▶ **DATASET EXTRACT**:
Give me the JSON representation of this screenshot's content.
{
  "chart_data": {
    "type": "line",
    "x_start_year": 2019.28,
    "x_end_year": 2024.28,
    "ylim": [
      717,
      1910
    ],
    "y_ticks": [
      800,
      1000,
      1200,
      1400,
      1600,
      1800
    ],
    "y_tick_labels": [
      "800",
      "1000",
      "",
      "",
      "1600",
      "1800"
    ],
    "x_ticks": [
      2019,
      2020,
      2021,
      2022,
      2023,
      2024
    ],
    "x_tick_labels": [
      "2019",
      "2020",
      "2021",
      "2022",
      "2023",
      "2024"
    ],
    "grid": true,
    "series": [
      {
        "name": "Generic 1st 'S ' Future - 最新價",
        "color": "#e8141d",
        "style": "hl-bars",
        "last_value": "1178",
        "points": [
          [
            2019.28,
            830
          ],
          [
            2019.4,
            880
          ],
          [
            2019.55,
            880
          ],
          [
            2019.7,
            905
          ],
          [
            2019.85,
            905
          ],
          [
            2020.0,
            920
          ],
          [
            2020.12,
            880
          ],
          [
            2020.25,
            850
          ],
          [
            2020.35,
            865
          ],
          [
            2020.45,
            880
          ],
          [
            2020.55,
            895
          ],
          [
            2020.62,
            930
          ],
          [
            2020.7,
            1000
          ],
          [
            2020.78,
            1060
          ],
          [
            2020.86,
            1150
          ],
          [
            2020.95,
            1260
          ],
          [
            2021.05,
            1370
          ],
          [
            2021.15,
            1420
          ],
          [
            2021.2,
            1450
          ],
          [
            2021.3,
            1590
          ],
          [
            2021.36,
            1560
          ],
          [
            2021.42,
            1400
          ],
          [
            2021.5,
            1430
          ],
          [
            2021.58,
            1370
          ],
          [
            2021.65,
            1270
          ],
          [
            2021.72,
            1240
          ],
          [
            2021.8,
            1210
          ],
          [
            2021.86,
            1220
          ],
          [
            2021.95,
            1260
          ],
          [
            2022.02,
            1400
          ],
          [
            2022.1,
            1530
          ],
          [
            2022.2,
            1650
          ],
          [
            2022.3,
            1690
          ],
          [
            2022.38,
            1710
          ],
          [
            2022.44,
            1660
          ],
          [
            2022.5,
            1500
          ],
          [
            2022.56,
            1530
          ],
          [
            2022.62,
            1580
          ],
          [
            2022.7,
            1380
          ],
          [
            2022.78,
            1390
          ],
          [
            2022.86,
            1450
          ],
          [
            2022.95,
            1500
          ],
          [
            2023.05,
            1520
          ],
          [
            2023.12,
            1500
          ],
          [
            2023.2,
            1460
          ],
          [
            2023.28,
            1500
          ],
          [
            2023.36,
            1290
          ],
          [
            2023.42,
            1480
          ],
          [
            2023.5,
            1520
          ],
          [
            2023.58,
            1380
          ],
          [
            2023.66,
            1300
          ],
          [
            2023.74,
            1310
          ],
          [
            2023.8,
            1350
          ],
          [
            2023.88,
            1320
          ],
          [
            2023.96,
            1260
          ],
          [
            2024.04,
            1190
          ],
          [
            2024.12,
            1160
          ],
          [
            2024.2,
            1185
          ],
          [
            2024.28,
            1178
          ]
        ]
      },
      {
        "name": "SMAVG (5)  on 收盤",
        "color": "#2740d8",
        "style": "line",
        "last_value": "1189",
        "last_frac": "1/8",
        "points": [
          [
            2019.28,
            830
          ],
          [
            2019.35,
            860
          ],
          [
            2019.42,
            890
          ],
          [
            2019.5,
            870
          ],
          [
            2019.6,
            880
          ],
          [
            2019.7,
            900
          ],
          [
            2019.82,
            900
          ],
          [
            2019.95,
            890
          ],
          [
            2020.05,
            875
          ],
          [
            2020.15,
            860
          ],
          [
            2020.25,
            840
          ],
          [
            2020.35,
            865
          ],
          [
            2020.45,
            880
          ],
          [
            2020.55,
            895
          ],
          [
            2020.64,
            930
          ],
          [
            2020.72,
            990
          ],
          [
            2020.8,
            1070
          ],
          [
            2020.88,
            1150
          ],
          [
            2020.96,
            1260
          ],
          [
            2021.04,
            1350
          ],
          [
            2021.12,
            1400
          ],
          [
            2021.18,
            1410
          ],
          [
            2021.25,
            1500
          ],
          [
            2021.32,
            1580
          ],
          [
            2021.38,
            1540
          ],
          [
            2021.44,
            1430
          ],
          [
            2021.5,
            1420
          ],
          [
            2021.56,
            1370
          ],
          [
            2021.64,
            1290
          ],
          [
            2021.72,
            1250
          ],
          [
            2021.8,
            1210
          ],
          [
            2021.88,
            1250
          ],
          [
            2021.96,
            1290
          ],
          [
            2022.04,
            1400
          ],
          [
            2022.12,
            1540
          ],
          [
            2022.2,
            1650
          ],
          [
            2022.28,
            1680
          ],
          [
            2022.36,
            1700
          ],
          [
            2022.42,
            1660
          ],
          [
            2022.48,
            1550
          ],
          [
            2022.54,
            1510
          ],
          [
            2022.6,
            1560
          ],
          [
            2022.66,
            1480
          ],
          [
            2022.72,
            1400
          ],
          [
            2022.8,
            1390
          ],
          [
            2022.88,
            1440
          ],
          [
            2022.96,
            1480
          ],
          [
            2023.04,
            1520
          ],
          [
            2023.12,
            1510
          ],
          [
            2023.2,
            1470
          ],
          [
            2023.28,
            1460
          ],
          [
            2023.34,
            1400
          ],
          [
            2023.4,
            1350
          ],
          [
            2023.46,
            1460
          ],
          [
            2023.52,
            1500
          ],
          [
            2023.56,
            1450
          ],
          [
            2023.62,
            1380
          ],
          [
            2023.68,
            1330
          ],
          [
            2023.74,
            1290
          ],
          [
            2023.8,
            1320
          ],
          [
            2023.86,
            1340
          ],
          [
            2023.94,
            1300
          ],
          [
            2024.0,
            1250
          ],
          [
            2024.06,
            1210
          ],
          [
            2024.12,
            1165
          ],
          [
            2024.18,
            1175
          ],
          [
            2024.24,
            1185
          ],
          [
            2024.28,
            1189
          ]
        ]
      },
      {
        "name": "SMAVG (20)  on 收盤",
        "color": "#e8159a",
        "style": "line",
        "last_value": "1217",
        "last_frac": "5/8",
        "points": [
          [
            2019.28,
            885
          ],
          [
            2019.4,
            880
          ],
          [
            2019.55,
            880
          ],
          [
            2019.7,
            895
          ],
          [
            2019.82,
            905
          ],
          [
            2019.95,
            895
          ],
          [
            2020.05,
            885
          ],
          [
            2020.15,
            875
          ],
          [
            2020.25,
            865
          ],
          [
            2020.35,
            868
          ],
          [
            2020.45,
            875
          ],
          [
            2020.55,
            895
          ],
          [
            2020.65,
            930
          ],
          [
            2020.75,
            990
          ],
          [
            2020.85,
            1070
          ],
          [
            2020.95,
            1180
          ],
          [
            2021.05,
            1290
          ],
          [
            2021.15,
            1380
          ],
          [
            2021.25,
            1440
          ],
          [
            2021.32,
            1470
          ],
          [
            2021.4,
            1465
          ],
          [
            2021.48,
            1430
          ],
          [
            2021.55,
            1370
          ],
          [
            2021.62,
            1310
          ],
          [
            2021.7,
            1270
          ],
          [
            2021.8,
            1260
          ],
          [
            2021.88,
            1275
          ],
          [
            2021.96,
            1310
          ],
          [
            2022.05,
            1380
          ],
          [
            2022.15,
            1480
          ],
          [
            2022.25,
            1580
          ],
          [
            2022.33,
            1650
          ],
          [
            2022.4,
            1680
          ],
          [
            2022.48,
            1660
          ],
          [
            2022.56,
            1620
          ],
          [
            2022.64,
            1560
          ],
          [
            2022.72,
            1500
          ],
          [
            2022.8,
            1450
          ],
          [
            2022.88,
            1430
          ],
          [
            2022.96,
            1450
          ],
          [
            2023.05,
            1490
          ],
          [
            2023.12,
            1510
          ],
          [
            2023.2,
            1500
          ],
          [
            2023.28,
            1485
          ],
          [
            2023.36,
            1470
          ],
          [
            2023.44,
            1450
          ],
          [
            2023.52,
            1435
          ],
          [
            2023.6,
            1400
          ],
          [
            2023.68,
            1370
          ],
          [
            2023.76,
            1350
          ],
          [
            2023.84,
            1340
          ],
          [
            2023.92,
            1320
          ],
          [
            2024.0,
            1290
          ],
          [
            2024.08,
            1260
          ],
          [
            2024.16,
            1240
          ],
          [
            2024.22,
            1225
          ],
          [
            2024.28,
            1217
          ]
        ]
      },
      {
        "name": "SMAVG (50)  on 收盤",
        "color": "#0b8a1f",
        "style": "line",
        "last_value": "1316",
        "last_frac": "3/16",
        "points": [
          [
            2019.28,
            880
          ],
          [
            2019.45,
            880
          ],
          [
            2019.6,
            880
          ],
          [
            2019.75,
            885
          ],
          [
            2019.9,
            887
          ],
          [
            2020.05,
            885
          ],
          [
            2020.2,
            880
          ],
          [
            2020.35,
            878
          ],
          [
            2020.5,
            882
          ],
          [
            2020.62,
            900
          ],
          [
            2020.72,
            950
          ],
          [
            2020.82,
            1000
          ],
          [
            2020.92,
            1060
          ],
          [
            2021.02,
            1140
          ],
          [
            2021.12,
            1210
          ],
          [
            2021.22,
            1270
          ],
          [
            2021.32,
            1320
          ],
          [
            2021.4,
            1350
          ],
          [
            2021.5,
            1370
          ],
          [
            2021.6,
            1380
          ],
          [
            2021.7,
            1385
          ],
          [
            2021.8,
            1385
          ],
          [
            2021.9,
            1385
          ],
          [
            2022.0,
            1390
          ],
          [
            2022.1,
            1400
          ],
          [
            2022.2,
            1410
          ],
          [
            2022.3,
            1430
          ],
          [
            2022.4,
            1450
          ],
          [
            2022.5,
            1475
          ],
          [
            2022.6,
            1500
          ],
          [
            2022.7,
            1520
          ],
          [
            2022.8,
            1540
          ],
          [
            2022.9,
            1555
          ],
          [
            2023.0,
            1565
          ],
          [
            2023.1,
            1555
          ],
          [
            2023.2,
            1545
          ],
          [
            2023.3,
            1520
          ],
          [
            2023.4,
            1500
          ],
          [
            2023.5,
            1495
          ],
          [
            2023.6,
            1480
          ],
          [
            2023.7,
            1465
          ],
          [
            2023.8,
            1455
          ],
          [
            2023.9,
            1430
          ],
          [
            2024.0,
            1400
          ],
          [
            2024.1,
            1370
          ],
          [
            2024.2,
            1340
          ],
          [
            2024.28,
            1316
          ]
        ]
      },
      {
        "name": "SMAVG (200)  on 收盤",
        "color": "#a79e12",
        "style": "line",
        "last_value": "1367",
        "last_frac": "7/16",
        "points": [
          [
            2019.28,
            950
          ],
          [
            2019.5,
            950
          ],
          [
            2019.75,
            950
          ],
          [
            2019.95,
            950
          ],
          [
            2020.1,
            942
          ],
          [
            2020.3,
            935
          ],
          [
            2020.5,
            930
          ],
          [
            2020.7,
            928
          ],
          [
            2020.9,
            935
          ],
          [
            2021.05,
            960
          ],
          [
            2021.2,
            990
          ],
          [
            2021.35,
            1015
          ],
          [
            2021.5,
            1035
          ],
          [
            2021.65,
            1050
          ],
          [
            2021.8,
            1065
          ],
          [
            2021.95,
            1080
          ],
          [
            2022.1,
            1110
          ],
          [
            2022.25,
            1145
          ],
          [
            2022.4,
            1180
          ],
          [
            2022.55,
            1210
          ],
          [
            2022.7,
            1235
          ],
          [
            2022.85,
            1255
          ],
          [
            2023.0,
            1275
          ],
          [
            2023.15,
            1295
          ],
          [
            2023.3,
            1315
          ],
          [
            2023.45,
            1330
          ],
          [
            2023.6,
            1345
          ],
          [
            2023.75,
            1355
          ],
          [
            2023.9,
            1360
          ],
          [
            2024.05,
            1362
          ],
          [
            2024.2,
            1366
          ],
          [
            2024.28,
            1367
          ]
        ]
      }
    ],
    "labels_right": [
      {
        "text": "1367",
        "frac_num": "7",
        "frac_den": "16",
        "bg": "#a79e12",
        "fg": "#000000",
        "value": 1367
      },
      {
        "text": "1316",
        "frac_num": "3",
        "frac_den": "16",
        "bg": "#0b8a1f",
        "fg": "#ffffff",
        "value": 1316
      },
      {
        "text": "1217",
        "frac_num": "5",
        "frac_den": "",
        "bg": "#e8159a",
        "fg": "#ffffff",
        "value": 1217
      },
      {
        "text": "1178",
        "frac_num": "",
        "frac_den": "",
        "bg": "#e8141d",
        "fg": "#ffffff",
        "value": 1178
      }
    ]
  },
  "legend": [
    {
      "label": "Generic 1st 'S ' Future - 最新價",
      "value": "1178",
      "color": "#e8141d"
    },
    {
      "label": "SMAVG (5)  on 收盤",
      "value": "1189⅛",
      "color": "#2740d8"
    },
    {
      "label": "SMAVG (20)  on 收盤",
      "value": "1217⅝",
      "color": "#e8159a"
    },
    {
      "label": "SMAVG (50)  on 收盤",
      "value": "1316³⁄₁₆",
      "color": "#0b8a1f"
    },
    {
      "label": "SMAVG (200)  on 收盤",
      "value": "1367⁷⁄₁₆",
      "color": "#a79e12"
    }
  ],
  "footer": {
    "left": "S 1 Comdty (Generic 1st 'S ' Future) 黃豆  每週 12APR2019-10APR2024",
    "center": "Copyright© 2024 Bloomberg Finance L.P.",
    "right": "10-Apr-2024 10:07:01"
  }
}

▶ **WHAT IS ASKED**:
Among the entries, how many lines contain the string "color"? Give the number without anything else.

▶ **RESULT BELOW**:
10